Exercise task: In the listing below, pick out lines with "title".

--- begin Records supplied ---

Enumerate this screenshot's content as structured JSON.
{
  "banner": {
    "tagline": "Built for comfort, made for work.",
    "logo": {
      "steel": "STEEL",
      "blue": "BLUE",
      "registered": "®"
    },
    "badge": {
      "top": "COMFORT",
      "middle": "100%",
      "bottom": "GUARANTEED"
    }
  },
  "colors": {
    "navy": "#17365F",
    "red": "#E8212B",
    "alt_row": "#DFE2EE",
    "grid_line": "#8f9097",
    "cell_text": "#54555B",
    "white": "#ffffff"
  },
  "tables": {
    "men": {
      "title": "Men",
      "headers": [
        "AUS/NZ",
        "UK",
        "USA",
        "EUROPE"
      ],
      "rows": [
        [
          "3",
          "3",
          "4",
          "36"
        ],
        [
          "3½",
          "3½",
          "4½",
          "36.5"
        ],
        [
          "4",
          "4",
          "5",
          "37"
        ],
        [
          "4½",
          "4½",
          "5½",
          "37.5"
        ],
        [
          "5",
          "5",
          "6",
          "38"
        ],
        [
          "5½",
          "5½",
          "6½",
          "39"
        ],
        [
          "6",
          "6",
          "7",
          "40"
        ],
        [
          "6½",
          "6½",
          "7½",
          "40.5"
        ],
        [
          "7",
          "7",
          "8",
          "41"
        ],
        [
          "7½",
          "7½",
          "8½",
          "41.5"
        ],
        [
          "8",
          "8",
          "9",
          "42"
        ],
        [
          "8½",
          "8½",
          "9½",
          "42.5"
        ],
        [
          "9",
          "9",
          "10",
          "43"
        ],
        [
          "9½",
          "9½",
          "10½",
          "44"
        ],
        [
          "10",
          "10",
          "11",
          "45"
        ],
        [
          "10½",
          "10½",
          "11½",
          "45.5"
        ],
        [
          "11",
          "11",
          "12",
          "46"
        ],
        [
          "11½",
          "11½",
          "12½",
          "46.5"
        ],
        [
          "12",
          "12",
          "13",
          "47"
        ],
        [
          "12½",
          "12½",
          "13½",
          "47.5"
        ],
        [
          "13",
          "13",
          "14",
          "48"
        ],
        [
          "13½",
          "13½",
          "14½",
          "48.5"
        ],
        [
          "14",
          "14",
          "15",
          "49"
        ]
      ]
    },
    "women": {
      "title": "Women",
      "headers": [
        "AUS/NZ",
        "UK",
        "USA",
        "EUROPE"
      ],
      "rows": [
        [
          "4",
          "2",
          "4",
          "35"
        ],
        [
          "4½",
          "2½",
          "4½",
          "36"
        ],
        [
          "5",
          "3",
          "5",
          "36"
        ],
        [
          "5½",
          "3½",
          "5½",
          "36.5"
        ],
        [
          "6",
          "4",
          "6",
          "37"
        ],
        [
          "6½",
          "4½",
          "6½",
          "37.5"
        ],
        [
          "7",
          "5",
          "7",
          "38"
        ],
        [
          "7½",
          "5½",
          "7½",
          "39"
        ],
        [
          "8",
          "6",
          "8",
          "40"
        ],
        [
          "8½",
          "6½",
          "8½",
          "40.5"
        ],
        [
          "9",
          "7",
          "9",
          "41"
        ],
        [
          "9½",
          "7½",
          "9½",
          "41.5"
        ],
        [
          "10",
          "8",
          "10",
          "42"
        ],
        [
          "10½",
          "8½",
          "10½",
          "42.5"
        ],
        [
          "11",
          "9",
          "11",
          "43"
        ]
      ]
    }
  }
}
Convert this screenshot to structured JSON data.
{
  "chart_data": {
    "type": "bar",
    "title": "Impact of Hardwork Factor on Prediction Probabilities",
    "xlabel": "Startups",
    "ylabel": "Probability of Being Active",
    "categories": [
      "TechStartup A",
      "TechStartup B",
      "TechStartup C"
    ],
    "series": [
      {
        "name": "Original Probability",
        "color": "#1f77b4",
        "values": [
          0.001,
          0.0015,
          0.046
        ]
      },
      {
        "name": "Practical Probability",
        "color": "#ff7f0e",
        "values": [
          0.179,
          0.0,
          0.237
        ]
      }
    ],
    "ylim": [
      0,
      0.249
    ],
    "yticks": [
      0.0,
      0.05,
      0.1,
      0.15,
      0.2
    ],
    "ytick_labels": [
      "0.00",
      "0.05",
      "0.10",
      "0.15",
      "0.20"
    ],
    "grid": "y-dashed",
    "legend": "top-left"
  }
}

--- end Records supplied ---

Exercise solution:
      "title": "Men",
      "title": "Women",
    "title": "Impact of Hardwork Factor on Prediction Probabilities",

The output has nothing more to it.